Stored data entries

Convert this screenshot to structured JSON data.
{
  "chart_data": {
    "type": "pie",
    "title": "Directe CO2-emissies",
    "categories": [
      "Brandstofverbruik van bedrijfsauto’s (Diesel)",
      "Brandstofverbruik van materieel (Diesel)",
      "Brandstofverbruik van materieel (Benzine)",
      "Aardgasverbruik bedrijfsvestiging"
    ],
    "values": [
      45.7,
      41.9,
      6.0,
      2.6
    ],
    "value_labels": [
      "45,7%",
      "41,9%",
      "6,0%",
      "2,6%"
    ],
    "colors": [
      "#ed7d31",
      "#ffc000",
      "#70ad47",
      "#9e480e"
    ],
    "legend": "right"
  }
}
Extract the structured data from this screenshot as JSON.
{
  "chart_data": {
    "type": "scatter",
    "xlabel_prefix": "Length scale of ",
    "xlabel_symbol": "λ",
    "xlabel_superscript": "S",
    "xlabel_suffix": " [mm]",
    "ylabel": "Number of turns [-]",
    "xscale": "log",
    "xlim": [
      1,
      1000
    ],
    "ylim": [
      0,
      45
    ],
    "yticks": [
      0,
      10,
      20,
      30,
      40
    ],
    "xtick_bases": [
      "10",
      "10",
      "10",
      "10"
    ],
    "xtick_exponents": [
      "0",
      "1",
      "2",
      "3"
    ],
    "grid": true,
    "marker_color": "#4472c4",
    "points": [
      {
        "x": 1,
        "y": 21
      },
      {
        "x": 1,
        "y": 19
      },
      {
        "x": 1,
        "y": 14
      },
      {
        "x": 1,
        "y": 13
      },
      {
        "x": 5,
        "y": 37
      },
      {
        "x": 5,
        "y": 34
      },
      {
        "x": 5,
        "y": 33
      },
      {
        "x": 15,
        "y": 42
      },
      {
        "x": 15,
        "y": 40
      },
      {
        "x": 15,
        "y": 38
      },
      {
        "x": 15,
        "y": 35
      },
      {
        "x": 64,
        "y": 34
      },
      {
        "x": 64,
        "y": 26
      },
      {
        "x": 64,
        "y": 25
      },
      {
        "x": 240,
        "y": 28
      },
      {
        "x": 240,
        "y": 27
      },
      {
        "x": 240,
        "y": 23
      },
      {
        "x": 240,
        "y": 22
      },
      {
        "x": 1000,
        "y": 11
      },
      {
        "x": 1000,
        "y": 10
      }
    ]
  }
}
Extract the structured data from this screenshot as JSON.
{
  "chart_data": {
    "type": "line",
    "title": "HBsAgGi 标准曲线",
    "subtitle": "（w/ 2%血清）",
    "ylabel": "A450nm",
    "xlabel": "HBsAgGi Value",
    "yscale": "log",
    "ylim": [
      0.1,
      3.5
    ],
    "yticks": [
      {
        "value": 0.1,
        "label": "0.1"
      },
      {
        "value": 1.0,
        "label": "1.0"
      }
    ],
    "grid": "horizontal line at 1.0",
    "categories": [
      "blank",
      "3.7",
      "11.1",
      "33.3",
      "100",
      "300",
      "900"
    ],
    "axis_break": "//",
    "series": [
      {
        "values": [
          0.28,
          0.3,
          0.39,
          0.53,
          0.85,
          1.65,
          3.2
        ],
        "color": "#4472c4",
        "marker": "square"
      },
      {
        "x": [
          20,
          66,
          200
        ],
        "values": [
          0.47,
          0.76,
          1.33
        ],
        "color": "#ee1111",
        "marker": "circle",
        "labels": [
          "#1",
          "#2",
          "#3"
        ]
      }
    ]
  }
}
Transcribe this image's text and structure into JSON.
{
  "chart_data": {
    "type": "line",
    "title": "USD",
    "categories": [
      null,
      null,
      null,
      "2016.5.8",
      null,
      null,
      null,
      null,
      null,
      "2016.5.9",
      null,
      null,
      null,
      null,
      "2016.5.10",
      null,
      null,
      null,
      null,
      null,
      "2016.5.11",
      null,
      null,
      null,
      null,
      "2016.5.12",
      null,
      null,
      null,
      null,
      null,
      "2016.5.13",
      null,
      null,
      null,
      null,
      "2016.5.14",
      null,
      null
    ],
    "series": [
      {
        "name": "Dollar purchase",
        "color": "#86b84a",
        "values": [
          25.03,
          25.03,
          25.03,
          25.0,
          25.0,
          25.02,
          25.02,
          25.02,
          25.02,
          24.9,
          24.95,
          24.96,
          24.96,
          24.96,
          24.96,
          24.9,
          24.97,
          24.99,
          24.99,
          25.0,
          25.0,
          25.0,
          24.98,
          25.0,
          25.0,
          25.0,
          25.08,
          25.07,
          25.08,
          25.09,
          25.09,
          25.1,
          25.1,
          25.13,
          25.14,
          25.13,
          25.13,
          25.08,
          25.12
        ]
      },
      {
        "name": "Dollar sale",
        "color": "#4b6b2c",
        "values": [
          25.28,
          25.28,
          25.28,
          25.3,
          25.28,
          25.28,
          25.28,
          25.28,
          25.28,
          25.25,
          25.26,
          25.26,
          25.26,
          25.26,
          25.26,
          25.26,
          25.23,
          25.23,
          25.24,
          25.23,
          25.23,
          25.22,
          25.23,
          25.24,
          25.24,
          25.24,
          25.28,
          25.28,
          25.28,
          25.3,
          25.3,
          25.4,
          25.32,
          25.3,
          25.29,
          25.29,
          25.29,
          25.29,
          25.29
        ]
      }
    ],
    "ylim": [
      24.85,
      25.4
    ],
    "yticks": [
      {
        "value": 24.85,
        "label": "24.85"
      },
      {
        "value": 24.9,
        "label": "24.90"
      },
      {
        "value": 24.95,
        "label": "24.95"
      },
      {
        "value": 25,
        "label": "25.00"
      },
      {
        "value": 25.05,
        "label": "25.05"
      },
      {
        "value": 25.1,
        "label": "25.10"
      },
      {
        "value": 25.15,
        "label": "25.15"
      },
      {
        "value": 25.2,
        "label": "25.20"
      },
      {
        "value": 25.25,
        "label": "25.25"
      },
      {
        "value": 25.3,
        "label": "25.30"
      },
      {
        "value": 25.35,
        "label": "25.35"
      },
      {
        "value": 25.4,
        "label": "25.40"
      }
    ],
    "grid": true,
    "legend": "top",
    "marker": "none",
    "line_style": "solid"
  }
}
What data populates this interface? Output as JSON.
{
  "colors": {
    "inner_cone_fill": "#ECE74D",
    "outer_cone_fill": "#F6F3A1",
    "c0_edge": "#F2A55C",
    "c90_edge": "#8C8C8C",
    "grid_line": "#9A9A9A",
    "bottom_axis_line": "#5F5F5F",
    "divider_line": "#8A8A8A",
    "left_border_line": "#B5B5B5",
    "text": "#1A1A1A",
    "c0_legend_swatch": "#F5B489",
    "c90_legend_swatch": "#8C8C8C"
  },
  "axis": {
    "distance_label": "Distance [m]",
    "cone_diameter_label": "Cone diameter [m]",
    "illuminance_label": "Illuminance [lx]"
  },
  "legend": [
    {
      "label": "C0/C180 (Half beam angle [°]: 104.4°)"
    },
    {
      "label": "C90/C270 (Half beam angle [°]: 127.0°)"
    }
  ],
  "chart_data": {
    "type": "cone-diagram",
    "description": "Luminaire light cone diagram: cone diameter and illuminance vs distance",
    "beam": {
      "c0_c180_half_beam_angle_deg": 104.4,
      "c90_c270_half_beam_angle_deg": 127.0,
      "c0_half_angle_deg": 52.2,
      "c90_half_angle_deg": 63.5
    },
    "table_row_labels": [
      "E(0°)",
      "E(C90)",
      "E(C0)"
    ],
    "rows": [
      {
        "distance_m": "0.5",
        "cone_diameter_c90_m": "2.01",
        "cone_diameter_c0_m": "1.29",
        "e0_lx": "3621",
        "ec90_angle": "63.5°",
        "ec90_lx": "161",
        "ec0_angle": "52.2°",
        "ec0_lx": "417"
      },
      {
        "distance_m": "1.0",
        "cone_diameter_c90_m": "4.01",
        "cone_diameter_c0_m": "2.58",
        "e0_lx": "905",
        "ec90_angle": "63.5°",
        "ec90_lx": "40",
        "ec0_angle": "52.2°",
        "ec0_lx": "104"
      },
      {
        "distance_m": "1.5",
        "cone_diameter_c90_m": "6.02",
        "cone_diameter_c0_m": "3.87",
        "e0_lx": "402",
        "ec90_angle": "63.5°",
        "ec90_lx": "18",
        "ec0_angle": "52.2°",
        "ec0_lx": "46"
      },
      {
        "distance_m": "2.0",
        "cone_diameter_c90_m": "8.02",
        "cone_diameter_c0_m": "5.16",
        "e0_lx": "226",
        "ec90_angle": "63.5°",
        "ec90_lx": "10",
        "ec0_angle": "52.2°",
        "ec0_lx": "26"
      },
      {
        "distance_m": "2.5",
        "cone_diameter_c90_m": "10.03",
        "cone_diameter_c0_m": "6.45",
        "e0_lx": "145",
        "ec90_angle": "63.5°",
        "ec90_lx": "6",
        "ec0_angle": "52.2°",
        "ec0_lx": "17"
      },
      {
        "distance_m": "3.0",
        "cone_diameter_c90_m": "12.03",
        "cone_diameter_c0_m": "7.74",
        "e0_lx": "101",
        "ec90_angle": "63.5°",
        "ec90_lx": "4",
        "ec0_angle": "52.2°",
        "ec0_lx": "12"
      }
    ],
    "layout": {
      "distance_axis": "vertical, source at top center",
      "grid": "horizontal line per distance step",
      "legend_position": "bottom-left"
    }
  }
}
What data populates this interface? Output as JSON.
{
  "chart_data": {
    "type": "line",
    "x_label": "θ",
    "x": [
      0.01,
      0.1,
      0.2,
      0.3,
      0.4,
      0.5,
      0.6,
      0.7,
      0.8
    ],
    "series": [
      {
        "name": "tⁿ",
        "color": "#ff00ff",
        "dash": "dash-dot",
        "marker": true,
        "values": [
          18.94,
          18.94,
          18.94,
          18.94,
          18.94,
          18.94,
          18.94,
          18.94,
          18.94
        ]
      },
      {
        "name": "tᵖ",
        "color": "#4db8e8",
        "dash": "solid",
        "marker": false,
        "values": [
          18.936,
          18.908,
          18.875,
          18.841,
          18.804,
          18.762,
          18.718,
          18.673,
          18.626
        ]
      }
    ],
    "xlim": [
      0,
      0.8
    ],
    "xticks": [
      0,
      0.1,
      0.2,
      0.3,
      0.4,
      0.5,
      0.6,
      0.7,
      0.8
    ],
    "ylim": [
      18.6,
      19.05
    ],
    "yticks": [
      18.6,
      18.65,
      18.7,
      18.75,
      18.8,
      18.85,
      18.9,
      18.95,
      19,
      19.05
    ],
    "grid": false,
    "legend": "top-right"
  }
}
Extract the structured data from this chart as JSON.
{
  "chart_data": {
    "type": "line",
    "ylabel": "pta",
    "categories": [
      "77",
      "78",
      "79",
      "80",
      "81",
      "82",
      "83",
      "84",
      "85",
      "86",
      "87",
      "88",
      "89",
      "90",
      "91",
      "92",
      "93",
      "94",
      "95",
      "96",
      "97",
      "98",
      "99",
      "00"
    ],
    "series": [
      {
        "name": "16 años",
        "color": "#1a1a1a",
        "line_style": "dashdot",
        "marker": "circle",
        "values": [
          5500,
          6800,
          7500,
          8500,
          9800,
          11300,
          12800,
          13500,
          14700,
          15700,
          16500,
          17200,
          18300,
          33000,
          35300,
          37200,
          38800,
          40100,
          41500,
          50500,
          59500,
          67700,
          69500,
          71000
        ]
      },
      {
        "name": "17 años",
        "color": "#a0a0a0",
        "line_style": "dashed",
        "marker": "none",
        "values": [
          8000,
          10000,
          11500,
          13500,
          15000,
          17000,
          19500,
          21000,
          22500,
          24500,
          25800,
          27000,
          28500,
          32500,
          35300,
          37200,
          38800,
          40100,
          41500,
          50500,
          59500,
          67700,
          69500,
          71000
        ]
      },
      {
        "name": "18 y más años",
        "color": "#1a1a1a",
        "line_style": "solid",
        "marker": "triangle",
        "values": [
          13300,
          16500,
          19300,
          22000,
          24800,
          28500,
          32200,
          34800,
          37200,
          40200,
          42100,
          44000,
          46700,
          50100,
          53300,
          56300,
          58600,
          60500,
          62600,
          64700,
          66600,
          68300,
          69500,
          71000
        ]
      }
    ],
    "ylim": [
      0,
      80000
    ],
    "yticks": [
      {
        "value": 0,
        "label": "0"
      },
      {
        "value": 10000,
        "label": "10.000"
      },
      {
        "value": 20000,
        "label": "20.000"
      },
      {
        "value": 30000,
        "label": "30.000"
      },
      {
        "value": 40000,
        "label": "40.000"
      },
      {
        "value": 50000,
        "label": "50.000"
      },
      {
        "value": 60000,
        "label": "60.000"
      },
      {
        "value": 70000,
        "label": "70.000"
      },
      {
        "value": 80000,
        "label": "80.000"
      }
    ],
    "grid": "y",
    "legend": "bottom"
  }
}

SHORT PROBLEM:
Look through the data above. Copy every line with the string "structured" in it.

SOLUTION TO THIS PROBLEM:
Convert this screenshot to structured JSON data.
Extract the structured data from this screenshot as JSON.
Extract the structured data from this screenshot as JSON.
Extract the structured data from this chart as JSON.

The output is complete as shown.